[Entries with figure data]
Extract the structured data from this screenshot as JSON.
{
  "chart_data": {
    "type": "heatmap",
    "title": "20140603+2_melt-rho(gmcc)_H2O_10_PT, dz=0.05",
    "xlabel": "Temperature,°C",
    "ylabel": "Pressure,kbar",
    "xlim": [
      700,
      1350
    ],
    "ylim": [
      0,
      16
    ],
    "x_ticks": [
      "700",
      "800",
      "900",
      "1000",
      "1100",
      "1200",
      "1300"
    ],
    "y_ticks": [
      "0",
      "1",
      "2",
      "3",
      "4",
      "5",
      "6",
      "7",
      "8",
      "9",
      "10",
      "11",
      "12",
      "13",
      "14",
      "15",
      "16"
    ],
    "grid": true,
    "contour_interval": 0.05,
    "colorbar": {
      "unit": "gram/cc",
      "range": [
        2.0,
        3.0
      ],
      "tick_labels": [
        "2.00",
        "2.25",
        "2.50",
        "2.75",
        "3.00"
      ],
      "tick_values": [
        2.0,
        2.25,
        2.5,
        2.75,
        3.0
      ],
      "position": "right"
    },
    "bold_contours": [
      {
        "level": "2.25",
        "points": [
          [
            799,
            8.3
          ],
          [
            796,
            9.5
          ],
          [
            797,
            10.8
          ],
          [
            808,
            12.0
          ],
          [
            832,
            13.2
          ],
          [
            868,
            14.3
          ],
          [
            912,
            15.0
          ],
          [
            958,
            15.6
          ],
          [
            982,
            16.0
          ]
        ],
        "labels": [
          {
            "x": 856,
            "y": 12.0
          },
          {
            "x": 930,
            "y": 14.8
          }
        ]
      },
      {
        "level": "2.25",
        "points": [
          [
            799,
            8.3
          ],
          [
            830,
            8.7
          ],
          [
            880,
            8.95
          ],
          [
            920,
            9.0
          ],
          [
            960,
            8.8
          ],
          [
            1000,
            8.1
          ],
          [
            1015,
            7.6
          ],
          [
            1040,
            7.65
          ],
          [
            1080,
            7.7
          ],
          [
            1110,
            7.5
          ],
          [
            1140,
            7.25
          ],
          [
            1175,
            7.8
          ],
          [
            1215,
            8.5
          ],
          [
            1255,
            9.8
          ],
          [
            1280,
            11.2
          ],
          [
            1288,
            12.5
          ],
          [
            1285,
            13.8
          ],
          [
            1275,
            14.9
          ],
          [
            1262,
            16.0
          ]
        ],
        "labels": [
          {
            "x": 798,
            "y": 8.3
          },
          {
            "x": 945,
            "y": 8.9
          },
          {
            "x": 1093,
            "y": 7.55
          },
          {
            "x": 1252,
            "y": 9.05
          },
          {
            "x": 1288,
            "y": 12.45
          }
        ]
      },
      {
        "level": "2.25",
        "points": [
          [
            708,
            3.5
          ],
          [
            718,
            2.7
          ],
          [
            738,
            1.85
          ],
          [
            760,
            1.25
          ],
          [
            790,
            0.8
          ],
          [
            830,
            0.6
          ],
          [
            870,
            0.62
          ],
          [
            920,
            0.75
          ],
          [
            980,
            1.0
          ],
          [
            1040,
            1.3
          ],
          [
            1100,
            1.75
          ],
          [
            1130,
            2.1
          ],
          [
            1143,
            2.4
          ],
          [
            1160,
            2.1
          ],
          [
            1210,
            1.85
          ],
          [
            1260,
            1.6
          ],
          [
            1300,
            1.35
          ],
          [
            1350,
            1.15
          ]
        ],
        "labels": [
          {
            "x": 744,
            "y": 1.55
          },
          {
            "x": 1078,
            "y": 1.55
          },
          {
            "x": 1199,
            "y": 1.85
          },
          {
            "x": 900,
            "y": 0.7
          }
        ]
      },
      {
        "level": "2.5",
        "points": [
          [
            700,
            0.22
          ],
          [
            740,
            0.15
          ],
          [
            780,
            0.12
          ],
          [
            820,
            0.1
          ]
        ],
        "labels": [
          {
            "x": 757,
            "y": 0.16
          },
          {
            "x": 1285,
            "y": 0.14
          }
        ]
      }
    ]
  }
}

* _Task prompt_:
Copy each line of the data exactly, leaving nothing out.

* _Result of the exercise_:
Extract the structured data from this screenshot as JSON.
{
  "chart_data": {
    "type": "heatmap",
    "title": "20140603+2_melt-rho(gmcc)_H2O_10_PT, dz=0.05",
    "xlabel": "Temperature,°C",
    "ylabel": "Pressure,kbar",
    "xlim": [
      700,
      1350
    ],
    "ylim": [
      0,
      16
    ],
    "x_ticks": [
      "700",
      "800",
      "900",
      "1000",
      "1100",
      "1200",
      "1300"
    ],
    "y_ticks": [
      "0",
      "1",
      "2",
      "3",
      "4",
      "5",
      "6",
      "7",
      "8",
      "9",
      "10",
      "11",
      "12",
      "13",
      "14",
      "15",
      "16"
    ],
    "grid": true,
    "contour_interval": 0.05,
    "colorbar": {
      "unit": "gram/cc",
      "range": [
        2.0,
        3.0
      ],
      "tick_labels": [
        "2.00",
        "2.25",
        "2.50",
        "2.75",
        "3.00"
      ],
      "tick_values": [
        2.0,
        2.25,
        2.5,
        2.75,
        3.0
      ],
      "position": "right"
    },
    "bold_contours": [
      {
        "level": "2.25",
        "points": [
          [
            799,
            8.3
          ],
          [
            796,
            9.5
          ],
          [
            797,
            10.8
          ],
          [
            808,
            12.0
          ],
          [
            832,
            13.2
          ],
          [
            868,
            14.3
          ],
          [
            912,
            15.0
          ],
          [
            958,
            15.6
          ],
          [
            982,
            16.0
          ]
        ],
        "labels": [
          {
            "x": 856,
            "y": 12.0
          },
          {
            "x": 930,
            "y": 14.8
          }
        ]
      },
      {
        "level": "2.25",
        "points": [
          [
            799,
            8.3
          ],
          [
            830,
            8.7
          ],
          [
            880,
            8.95
          ],
          [
            920,
            9.0
          ],
          [
            960,
            8.8
          ],
          [
            1000,
            8.1
          ],
          [
            1015,
            7.6
          ],
          [
            1040,
            7.65
          ],
          [
            1080,
            7.7
          ],
          [
            1110,
            7.5
          ],
          [
            1140,
            7.25
          ],
          [
            1175,
            7.8
          ],
          [
            1215,
            8.5
          ],
          [
            1255,
            9.8
          ],
          [
            1280,
            11.2
          ],
          [
            1288,
            12.5
          ],
          [
            1285,
            13.8
          ],
          [
            1275,
            14.9
          ],
          [
            1262,
            16.0
          ]
        ],
        "labels": [
          {
            "x": 798,
            "y": 8.3
          },
          {
            "x": 945,
            "y": 8.9
          },
          {
            "x": 1093,
            "y": 7.55
          },
          {
            "x": 1252,
            "y": 9.05
          },
          {
            "x": 1288,
            "y": 12.45
          }
        ]
      },
      {
        "level": "2.25",
        "points": [
          [
            708,
            3.5
          ],
          [
            718,
            2.7
          ],
          [
            738,
            1.85
          ],
          [
            760,
            1.25
          ],
          [
            790,
            0.8
          ],
          [
            830,
            0.6
          ],
          [
            870,
            0.62
          ],
          [
            920,
            0.75
          ],
          [
            980,
            1.0
          ],
          [
            1040,
            1.3
          ],
          [
            1100,
            1.75
          ],
          [
            1130,
            2.1
          ],
          [
            1143,
            2.4
          ],
          [
            1160,
            2.1
          ],
          [
            1210,
            1.85
          ],
          [
            1260,
            1.6
          ],
          [
            1300,
            1.35
          ],
          [
            1350,
            1.15
          ]
        ],
        "labels": [
          {
            "x": 744,
            "y": 1.55
          },
          {
            "x": 1078,
            "y": 1.55
          },
          {
            "x": 1199,
            "y": 1.85
          },
          {
            "x": 900,
            "y": 0.7
          }
        ]
      },
      {
        "level": "2.5",
        "points": [
          [
            700,
            0.22
          ],
          [
            740,
            0.15
          ],
          [
            780,
            0.12
          ],
          [
            820,
            0.1
          ]
        ],
        "labels": [
          {
            "x": 757,
            "y": 0.16
          },
          {
            "x": 1285,
            "y": 0.14
          }
        ]
      }
    ]
  }
}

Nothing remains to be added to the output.